EXERCISE DETAILS: Find each line containing the string "粤农农办". Copy it.

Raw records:
--------------------------------

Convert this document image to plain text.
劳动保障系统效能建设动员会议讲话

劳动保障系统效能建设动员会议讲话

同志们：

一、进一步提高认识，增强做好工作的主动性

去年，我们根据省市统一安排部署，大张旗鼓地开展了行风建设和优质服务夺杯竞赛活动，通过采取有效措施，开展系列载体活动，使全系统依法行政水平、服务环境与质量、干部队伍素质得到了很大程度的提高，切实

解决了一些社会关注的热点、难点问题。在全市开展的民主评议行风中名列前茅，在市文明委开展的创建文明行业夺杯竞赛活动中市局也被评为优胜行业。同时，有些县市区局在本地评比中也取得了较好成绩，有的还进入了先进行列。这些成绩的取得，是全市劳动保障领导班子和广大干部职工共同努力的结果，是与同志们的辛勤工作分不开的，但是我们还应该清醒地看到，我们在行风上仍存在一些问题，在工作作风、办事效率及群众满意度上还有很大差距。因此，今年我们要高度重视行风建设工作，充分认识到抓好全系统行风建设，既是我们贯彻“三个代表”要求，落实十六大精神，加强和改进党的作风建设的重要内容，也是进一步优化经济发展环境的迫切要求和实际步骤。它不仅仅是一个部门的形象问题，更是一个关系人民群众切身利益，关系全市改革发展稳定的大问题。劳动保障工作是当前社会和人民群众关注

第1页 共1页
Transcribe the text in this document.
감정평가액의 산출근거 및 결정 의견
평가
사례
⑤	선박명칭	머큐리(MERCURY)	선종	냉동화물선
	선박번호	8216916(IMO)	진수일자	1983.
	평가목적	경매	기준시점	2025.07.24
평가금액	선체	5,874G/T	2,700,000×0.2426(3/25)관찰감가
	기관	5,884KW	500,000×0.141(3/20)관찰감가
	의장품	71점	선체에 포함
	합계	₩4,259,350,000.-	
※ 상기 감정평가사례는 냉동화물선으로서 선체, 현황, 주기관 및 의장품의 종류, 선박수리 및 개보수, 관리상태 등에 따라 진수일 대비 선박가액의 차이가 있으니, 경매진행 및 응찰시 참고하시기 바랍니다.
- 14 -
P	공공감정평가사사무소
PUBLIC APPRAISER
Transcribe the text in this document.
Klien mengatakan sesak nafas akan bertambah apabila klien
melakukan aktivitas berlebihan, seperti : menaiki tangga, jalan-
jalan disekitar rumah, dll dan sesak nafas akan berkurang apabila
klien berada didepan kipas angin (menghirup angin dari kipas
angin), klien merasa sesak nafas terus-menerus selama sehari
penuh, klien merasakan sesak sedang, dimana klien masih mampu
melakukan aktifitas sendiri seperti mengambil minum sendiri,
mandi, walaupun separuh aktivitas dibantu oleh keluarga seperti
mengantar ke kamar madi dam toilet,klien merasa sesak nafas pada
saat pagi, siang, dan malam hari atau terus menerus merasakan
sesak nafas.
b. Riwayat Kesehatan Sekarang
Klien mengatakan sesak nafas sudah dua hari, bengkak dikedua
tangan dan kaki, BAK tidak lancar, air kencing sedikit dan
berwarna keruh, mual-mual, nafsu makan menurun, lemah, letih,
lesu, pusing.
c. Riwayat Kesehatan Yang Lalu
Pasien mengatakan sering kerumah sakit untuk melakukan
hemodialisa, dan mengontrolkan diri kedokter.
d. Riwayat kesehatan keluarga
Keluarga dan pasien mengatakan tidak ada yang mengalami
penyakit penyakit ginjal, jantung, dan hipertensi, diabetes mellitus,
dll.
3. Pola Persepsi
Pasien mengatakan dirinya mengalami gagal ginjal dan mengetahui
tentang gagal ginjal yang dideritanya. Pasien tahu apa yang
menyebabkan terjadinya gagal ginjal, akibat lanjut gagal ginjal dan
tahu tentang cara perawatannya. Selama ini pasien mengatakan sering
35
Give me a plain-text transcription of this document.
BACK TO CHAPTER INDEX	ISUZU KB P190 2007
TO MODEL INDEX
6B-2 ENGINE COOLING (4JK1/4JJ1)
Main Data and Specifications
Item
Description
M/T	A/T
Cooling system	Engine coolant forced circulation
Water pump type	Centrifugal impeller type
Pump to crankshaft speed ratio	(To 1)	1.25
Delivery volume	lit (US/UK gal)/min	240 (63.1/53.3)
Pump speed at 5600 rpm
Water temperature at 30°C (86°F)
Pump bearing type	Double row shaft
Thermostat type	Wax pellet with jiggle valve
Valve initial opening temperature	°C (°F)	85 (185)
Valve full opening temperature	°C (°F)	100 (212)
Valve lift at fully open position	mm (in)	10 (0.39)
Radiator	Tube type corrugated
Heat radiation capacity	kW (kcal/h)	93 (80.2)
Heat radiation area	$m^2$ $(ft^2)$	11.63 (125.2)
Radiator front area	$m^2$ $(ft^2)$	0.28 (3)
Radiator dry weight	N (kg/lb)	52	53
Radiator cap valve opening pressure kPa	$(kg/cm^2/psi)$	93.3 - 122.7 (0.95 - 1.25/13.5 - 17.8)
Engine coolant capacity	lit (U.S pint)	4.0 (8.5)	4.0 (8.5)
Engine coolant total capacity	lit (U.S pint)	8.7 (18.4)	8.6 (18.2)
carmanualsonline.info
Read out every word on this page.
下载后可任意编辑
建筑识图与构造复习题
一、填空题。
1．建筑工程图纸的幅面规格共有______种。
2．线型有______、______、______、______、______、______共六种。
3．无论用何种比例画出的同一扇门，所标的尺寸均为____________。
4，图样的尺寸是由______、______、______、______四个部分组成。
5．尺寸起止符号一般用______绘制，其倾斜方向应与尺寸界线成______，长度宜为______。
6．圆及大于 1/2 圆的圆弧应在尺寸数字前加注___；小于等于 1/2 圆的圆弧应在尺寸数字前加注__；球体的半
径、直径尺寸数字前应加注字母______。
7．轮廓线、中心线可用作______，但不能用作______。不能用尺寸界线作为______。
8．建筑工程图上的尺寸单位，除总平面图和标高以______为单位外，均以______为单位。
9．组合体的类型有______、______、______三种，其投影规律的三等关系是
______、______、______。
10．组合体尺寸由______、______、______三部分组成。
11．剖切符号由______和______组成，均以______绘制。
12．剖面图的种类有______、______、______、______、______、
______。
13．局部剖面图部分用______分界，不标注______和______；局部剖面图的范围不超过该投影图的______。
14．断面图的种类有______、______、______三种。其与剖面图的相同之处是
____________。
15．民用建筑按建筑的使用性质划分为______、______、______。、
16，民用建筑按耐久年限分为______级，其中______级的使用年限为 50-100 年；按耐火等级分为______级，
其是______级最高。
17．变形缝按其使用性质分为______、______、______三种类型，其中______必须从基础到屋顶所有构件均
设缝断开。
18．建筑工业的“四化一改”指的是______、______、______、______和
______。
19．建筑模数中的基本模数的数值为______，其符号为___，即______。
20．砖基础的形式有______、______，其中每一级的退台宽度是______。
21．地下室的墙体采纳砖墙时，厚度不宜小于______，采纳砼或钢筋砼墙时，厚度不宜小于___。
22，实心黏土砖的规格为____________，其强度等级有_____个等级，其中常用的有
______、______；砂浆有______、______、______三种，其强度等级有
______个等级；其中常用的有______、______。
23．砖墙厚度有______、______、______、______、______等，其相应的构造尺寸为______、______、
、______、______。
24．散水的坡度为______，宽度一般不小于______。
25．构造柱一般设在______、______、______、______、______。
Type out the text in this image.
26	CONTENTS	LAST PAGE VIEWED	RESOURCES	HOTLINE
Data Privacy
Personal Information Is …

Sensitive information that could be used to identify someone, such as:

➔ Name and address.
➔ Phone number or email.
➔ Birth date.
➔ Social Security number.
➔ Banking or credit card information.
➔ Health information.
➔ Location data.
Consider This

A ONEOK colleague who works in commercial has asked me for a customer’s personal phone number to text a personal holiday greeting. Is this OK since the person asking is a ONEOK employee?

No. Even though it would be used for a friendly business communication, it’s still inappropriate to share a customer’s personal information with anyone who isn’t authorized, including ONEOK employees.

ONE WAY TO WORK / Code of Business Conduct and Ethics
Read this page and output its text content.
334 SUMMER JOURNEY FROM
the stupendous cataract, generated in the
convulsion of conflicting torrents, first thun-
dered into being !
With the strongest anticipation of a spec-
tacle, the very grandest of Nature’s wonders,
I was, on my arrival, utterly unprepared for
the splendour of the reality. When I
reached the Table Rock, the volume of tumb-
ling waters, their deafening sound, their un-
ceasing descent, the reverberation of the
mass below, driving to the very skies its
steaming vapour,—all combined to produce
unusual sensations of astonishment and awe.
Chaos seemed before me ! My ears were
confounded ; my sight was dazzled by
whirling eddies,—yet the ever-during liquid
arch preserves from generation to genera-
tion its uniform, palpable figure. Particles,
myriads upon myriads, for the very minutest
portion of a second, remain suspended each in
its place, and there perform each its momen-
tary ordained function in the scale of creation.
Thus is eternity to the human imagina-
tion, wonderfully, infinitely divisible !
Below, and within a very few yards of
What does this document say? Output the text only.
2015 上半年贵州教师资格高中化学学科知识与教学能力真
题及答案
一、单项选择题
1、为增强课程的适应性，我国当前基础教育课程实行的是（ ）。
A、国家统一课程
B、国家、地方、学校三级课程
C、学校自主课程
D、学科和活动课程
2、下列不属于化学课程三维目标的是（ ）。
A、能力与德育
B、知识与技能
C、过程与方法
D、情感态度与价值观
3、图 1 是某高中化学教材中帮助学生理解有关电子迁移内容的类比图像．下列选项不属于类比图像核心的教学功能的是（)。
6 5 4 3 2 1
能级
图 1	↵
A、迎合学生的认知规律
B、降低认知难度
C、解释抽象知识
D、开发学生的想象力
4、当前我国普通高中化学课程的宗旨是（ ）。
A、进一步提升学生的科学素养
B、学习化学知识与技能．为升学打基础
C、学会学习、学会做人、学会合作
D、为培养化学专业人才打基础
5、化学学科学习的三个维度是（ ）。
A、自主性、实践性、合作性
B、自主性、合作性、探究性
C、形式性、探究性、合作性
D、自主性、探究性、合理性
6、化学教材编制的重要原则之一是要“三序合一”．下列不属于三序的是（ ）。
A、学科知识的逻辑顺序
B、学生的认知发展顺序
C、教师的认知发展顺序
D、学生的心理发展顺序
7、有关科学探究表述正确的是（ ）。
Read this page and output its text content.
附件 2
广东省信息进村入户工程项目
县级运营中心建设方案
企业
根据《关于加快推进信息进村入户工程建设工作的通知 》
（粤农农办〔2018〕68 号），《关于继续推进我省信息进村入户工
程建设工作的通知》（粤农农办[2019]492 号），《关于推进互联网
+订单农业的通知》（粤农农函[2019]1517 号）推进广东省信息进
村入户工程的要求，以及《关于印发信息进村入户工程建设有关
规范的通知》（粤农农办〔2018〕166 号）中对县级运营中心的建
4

--------------------------------

EXERCISE RESPONSE:
（粤农农办〔2018〕68 号），《关于继续推进我省信息进村入户工
程建设工作的通知》（粤农农办[2019]492 号），《关于推进互联网
规范的通知》（粤农农办〔2018〕166 号）中对县级运营中心的建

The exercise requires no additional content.